Task instructions: Copy out each line containing "Standard" from the entries below.

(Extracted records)
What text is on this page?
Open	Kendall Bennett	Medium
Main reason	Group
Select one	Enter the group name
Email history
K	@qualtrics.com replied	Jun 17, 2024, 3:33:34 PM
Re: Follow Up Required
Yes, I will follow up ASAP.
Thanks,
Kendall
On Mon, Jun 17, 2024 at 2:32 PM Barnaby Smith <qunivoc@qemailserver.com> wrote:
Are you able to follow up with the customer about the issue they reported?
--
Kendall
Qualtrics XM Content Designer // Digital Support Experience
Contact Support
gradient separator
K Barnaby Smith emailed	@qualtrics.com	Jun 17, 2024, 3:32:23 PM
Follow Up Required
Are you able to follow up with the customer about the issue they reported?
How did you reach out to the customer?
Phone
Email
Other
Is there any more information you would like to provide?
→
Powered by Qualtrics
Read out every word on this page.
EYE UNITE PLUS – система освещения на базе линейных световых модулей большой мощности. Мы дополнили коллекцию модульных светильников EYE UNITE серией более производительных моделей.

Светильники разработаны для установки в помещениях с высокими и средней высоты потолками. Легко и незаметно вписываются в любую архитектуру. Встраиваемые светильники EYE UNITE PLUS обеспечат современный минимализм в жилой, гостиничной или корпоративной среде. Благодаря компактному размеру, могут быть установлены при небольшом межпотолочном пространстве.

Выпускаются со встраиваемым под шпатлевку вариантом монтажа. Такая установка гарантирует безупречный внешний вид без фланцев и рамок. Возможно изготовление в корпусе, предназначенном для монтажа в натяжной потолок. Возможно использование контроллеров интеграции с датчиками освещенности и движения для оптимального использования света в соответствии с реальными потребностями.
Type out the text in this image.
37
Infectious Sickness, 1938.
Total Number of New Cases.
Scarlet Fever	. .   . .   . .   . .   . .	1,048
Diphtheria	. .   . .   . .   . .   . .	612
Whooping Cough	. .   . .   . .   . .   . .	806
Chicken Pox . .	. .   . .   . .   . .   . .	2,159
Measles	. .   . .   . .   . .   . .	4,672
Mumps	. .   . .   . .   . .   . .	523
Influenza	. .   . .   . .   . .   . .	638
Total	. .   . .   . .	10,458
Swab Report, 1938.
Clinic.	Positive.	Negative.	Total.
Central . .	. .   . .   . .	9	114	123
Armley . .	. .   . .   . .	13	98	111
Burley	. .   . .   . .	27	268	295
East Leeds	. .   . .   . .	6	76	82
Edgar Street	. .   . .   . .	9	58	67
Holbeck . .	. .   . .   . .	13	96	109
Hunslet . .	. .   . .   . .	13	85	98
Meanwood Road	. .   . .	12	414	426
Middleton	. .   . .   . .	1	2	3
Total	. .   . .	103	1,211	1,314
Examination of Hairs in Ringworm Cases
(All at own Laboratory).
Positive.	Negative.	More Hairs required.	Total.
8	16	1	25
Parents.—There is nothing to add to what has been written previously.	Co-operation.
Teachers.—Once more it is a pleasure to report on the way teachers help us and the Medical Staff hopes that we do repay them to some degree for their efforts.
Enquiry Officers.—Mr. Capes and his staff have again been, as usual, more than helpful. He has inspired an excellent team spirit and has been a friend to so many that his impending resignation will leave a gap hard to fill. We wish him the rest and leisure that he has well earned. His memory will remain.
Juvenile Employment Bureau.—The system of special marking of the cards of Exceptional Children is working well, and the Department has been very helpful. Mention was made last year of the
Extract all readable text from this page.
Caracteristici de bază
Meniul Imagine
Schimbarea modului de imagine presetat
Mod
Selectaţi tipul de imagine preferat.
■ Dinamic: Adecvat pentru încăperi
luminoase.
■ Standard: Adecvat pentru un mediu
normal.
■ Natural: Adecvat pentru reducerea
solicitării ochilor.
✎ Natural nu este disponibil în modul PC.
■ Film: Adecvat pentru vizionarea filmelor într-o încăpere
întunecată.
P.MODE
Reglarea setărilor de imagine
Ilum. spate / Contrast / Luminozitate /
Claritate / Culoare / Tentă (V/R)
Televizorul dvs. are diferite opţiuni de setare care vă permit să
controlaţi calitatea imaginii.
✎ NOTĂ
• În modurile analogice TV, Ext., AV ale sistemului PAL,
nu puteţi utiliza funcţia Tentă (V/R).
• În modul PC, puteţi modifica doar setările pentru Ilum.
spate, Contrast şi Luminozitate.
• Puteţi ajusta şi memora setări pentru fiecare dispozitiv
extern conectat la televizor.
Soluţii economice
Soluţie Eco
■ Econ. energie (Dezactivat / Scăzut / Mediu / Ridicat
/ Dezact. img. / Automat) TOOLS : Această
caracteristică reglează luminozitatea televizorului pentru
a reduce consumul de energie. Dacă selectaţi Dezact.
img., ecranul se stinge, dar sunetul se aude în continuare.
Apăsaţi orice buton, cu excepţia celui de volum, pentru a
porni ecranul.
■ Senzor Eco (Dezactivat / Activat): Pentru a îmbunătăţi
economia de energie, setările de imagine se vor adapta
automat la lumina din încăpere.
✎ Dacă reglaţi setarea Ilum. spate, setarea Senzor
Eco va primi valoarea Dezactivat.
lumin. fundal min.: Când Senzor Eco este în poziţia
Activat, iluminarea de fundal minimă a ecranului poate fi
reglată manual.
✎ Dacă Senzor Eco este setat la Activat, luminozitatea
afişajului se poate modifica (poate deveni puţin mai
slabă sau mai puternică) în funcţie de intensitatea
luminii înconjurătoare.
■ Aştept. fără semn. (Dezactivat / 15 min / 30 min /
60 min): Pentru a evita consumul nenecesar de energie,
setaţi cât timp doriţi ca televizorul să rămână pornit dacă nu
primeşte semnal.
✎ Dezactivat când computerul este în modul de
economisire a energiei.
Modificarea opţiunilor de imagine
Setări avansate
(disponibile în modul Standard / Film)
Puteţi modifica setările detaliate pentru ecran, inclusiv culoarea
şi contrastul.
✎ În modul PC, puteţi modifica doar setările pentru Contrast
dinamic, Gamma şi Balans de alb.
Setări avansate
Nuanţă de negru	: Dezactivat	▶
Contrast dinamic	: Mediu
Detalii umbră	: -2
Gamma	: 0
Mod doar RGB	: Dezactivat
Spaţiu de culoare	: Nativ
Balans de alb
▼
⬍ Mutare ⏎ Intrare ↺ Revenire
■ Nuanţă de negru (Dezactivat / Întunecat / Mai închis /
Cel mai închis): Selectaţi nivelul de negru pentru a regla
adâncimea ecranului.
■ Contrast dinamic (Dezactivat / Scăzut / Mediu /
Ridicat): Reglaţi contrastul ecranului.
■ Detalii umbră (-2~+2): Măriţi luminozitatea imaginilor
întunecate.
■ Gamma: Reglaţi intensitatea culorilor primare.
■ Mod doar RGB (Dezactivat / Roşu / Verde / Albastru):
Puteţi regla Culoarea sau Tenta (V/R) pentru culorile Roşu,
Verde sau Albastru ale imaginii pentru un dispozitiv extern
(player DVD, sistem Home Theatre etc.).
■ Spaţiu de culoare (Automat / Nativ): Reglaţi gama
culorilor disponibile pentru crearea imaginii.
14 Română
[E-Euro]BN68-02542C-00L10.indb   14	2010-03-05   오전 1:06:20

Complete response:
■ Standard: Adecvat pentru un mediu
(disponibile în modul Standard / Film)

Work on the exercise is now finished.